• DIRECTIONS FOR THIS TASK:
Lift every line from the entries that includes the word "login".
[Start of DATASET EXTRACT]
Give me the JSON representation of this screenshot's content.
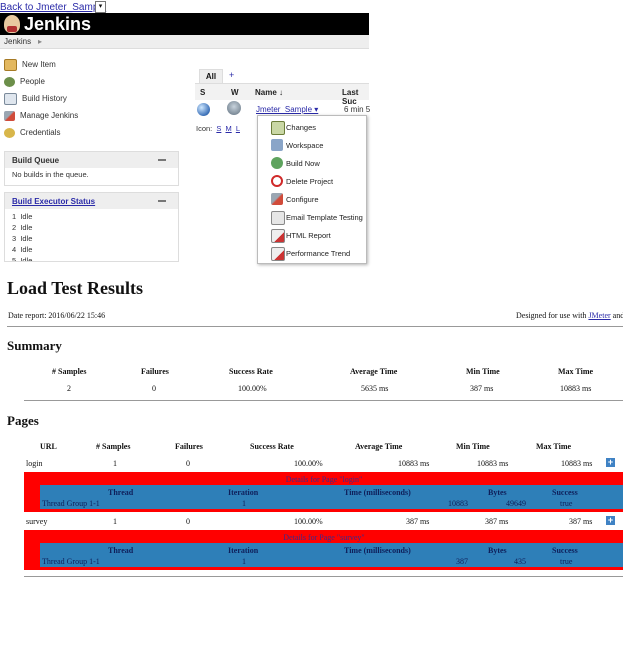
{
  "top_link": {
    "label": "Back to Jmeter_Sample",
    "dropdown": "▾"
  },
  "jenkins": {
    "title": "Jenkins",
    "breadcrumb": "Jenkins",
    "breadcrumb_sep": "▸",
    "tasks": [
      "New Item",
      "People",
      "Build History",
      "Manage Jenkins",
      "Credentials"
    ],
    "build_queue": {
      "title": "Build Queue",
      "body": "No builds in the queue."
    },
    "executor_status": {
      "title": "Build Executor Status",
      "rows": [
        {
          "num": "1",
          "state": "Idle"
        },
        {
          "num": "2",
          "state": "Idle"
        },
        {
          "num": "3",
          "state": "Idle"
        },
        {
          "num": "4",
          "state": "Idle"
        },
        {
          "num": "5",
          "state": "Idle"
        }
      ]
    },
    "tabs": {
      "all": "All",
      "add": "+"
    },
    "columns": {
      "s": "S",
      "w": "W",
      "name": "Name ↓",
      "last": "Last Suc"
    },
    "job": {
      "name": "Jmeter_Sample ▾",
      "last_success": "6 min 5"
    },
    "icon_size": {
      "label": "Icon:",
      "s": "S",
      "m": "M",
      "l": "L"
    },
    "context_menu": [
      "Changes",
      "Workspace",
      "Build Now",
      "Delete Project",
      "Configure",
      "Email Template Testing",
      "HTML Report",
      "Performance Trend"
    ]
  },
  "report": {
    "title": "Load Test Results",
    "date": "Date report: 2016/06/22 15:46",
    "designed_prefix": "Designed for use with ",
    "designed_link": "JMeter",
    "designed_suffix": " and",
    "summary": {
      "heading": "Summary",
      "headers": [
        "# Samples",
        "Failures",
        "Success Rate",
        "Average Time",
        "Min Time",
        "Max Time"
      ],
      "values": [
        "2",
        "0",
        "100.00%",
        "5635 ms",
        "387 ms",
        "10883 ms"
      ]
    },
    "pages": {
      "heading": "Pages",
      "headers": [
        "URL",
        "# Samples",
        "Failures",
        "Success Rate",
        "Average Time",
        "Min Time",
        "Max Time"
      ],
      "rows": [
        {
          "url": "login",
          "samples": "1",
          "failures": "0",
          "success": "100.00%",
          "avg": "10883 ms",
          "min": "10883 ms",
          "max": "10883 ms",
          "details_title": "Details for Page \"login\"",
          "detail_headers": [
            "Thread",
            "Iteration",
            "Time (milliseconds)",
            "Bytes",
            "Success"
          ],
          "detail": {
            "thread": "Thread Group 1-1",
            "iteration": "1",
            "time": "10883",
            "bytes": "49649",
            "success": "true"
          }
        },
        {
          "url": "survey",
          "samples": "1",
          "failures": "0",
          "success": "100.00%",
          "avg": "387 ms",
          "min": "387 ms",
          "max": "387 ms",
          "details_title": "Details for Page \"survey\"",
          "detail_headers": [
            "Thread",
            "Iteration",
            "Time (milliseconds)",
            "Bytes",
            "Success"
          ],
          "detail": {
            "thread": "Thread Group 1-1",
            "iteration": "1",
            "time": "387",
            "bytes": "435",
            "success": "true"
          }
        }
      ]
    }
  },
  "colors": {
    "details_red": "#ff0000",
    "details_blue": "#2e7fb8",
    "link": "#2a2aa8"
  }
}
[End of DATASET EXTRACT]
[Start of DATASET EXTRACT]
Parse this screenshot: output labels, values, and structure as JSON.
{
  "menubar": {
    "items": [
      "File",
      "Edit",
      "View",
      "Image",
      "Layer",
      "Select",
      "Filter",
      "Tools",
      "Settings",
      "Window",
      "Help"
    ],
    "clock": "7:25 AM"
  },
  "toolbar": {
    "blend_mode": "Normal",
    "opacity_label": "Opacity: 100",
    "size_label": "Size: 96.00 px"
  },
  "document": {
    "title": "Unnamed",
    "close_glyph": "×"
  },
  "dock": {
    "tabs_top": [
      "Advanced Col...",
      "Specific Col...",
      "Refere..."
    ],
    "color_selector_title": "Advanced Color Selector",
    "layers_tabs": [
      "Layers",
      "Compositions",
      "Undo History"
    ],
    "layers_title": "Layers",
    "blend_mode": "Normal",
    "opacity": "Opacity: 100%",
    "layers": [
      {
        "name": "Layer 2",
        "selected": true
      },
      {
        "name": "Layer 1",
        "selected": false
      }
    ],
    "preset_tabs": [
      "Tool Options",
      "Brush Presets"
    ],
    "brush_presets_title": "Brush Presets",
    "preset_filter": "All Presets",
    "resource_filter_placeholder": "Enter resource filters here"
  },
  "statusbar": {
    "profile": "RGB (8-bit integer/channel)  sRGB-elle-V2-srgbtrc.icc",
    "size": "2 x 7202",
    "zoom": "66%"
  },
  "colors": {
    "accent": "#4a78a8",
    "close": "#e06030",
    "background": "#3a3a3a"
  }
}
[End of DATASET EXTRACT]
[Start of DATASET EXTRACT]
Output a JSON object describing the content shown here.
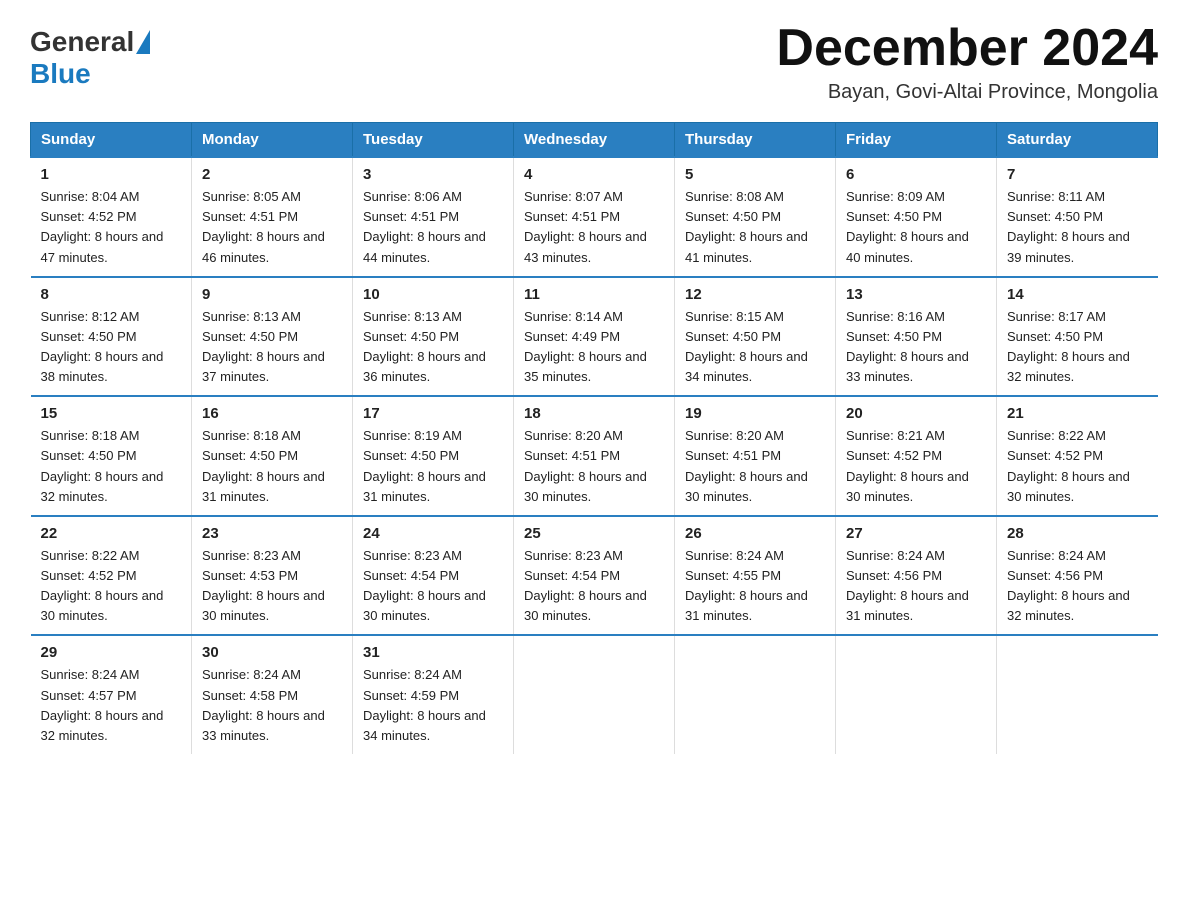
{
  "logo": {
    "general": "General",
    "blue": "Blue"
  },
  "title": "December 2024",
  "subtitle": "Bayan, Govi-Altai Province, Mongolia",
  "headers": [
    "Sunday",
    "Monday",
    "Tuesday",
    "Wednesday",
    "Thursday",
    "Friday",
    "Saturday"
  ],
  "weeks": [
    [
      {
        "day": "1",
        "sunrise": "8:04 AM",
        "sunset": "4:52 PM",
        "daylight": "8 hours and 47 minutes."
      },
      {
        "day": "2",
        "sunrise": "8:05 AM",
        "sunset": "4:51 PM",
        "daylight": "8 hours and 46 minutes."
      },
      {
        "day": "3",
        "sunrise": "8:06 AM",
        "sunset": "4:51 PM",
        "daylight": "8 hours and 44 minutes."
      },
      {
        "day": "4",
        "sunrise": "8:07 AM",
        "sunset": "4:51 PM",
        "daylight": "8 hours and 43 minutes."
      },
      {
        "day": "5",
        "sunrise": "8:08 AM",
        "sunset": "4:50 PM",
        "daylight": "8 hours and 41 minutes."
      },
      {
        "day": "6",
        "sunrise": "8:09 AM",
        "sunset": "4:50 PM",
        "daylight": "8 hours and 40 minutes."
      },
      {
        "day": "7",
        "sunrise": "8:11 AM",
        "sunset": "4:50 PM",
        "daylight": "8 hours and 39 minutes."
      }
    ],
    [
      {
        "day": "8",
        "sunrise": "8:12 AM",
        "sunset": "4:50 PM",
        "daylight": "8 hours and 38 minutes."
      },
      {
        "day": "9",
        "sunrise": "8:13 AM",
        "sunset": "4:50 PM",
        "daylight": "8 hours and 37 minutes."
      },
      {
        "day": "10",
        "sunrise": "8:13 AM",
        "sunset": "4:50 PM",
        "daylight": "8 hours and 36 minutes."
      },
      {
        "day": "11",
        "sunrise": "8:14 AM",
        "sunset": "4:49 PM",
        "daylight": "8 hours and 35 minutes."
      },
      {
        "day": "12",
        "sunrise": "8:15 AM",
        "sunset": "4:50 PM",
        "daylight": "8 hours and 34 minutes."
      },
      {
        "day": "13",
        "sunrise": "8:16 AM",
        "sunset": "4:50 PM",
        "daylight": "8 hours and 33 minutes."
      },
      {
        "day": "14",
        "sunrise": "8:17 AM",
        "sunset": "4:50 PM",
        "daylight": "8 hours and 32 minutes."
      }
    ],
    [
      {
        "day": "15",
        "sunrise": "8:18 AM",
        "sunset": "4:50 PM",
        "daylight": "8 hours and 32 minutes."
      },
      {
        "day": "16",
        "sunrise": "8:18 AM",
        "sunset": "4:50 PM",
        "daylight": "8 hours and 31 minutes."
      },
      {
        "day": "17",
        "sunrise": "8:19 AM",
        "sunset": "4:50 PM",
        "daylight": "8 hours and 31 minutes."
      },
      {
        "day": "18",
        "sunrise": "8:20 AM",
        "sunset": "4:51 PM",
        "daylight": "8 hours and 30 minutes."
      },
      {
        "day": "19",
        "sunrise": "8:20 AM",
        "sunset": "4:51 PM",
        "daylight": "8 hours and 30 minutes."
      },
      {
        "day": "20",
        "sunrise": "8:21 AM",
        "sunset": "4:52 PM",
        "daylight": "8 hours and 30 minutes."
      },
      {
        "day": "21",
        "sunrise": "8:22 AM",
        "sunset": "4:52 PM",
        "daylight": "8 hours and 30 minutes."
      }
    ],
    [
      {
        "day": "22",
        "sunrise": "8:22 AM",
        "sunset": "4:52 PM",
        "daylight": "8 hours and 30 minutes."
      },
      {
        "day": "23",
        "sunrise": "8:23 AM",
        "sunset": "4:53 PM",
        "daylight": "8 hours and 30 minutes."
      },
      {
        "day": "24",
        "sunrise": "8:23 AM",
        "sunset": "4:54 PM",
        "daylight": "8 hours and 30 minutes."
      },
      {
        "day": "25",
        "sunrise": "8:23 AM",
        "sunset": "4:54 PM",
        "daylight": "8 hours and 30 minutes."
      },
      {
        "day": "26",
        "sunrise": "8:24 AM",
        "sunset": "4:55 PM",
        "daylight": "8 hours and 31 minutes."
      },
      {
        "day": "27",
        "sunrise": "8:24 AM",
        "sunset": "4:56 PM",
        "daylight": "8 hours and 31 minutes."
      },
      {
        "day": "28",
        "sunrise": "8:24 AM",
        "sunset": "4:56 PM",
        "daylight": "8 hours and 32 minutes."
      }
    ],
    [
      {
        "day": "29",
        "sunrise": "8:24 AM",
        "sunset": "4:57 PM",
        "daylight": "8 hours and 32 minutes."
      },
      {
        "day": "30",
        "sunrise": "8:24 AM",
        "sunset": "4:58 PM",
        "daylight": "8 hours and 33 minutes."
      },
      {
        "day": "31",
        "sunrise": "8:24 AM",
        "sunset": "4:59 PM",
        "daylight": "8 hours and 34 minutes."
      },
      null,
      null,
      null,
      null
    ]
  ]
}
[End of DATASET EXTRACT]
• ANSWER FOR THIS EXERCISE:
          "url": "login",
          "details_title": "Details for Page \"login\"",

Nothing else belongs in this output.